-- start Material for this exercise --
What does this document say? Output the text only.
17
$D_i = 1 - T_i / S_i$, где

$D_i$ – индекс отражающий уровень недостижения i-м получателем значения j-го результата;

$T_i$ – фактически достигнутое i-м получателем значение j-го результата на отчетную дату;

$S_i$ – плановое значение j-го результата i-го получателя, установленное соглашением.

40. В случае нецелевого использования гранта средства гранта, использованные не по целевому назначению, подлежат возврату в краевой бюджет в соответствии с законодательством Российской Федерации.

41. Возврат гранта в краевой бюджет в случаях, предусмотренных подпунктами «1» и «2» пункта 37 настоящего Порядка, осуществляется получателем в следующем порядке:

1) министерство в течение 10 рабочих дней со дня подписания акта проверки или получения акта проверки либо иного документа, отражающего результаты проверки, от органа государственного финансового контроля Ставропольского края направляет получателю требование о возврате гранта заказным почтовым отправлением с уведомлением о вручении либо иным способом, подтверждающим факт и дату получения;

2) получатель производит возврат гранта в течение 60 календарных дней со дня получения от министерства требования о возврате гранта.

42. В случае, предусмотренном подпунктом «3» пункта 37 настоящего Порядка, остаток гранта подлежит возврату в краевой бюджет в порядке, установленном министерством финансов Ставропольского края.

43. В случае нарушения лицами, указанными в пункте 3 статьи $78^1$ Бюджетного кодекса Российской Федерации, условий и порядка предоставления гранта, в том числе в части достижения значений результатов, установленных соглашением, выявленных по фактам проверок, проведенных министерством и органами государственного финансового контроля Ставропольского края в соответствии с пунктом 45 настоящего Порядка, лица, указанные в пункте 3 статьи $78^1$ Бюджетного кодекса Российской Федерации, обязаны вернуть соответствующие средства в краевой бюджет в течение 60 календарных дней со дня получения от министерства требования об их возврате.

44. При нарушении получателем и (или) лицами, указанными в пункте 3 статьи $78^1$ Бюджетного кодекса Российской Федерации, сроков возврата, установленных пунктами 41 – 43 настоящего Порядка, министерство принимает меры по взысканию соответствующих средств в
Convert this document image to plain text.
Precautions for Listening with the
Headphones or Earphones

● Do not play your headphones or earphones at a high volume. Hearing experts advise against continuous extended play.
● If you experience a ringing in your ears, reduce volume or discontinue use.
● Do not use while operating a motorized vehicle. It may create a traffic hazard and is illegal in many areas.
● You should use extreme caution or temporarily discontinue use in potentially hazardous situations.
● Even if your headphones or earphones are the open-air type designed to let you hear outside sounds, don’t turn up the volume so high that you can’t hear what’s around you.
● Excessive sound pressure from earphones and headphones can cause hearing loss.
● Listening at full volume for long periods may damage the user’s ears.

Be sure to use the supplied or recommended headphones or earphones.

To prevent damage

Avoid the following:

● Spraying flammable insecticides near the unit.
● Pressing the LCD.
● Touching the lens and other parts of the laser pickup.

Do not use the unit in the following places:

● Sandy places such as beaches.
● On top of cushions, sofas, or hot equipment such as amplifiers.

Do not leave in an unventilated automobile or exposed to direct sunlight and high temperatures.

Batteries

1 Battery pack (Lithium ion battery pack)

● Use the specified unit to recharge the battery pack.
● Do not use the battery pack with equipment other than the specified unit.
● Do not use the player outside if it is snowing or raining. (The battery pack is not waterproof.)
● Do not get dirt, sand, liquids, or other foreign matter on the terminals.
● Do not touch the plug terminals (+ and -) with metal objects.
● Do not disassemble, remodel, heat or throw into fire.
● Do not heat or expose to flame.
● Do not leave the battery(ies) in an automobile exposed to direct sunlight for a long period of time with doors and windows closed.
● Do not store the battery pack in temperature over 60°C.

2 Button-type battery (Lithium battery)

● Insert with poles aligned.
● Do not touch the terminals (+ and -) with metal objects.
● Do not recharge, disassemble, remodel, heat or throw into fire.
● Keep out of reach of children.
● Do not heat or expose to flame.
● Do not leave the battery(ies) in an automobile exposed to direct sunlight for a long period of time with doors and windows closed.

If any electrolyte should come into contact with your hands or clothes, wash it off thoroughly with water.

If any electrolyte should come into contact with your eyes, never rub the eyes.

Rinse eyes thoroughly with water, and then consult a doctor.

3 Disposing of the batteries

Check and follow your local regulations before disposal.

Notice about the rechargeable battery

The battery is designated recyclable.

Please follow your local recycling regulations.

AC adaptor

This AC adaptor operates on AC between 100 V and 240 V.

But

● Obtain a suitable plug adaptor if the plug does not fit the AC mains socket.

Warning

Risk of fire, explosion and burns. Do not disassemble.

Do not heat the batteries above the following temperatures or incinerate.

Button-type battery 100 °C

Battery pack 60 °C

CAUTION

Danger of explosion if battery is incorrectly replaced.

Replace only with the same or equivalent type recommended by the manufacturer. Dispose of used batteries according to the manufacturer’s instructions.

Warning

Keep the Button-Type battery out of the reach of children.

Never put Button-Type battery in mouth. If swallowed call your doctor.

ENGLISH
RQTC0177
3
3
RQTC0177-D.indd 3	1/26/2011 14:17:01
-- end Material for this exercise --
**Task to complete:** All of the entries should be written out again exactly.

**Correct response:**
What does this document say? Output the text only.
17
$D_i = 1 - T_i / S_i$, где

$D_i$ – индекс отражающий уровень недостижения i-м получателем значения j-го результата;

$T_i$ – фактически достигнутое i-м получателем значение j-го результата на отчетную дату;

$S_i$ – плановое значение j-го результата i-го получателя, установленное соглашением.

40. В случае нецелевого использования гранта средства гранта, использованные не по целевому назначению, подлежат возврату в краевой бюджет в соответствии с законодательством Российской Федерации.

41. Возврат гранта в краевой бюджет в случаях, предусмотренных подпунктами «1» и «2» пункта 37 настоящего Порядка, осуществляется получателем в следующем порядке:

1) министерство в течение 10 рабочих дней со дня подписания акта проверки или получения акта проверки либо иного документа, отражающего результаты проверки, от органа государственного финансового контроля Ставропольского края направляет получателю требование о возврате гранта заказным почтовым отправлением с уведомлением о вручении либо иным способом, подтверждающим факт и дату получения;

2) получатель производит возврат гранта в течение 60 календарных дней со дня получения от министерства требования о возврате гранта.

42. В случае, предусмотренном подпунктом «3» пункта 37 настоящего Порядка, остаток гранта подлежит возврату в краевой бюджет в порядке, установленном министерством финансов Ставропольского края.

43. В случае нарушения лицами, указанными в пункте 3 статьи $78^1$ Бюджетного кодекса Российской Федерации, условий и порядка предоставления гранта, в том числе в части достижения значений результатов, установленных соглашением, выявленных по фактам проверок, проведенных министерством и органами государственного финансового контроля Ставропольского края в соответствии с пунктом 45 настоящего Порядка, лица, указанные в пункте 3 статьи $78^1$ Бюджетного кодекса Российской Федерации, обязаны вернуть соответствующие средства в краевой бюджет в течение 60 календарных дней со дня получения от министерства требования об их возврате.

44. При нарушении получателем и (или) лицами, указанными в пункте 3 статьи $78^1$ Бюджетного кодекса Российской Федерации, сроков возврата, установленных пунктами 41 – 43 настоящего Порядка, министерство принимает меры по взысканию соответствующих средств в
Convert this document image to plain text.
Precautions for Listening with the
Headphones or Earphones

● Do not play your headphones or earphones at a high volume. Hearing experts advise against continuous extended play.
● If you experience a ringing in your ears, reduce volume or discontinue use.
● Do not use while operating a motorized vehicle. It may create a traffic hazard and is illegal in many areas.
● You should use extreme caution or temporarily discontinue use in potentially hazardous situations.
● Even if your headphones or earphones are the open-air type designed to let you hear outside sounds, don’t turn up the volume so high that you can’t hear what’s around you.
● Excessive sound pressure from earphones and headphones can cause hearing loss.
● Listening at full volume for long periods may damage the user’s ears.

Be sure to use the supplied or recommended headphones or earphones.

To prevent damage

Avoid the following:

● Spraying flammable insecticides near the unit.
● Pressing the LCD.
● Touching the lens and other parts of the laser pickup.

Do not use the unit in the following places:

● Sandy places such as beaches.
● On top of cushions, sofas, or hot equipment such as amplifiers.

Do not leave in an unventilated automobile or exposed to direct sunlight and high temperatures.

Batteries

1 Battery pack (Lithium ion battery pack)

● Use the specified unit to recharge the battery pack.
● Do not use the battery pack with equipment other than the specified unit.
● Do not use the player outside if it is snowing or raining. (The battery pack is not waterproof.)
● Do not get dirt, sand, liquids, or other foreign matter on the terminals.
● Do not touch the plug terminals (+ and -) with metal objects.
● Do not disassemble, remodel, heat or throw into fire.
● Do not heat or expose to flame.
● Do not leave the battery(ies) in an automobile exposed to direct sunlight for a long period of time with doors and windows closed.
● Do not store the battery pack in temperature over 60°C.

2 Button-type battery (Lithium battery)

● Insert with poles aligned.
● Do not touch the terminals (+ and -) with metal objects.
● Do not recharge, disassemble, remodel, heat or throw into fire.
● Keep out of reach of children.
● Do not heat or expose to flame.
● Do not leave the battery(ies) in an automobile exposed to direct sunlight for a long period of time with doors and windows closed.

If any electrolyte should come into contact with your hands or clothes, wash it off thoroughly with water.

If any electrolyte should come into contact with your eyes, never rub the eyes.

Rinse eyes thoroughly with water, and then consult a doctor.

3 Disposing of the batteries

Check and follow your local regulations before disposal.

Notice about the rechargeable battery

The battery is designated recyclable.

Please follow your local recycling regulations.

AC adaptor

This AC adaptor operates on AC between 100 V and 240 V.

But

● Obtain a suitable plug adaptor if the plug does not fit the AC mains socket.

Warning

Risk of fire, explosion and burns. Do not disassemble.

Do not heat the batteries above the following temperatures or incinerate.

Button-type battery 100 °C

Battery pack 60 °C

CAUTION

Danger of explosion if battery is incorrectly replaced.

Replace only with the same or equivalent type recommended by the manufacturer. Dispose of used batteries according to the manufacturer’s instructions.

Warning

Keep the Button-Type battery out of the reach of children.

Never put Button-Type battery in mouth. If swallowed call your doctor.

ENGLISH
RQTC0177
3
3
RQTC0177-D.indd 3	1/26/2011 14:17:01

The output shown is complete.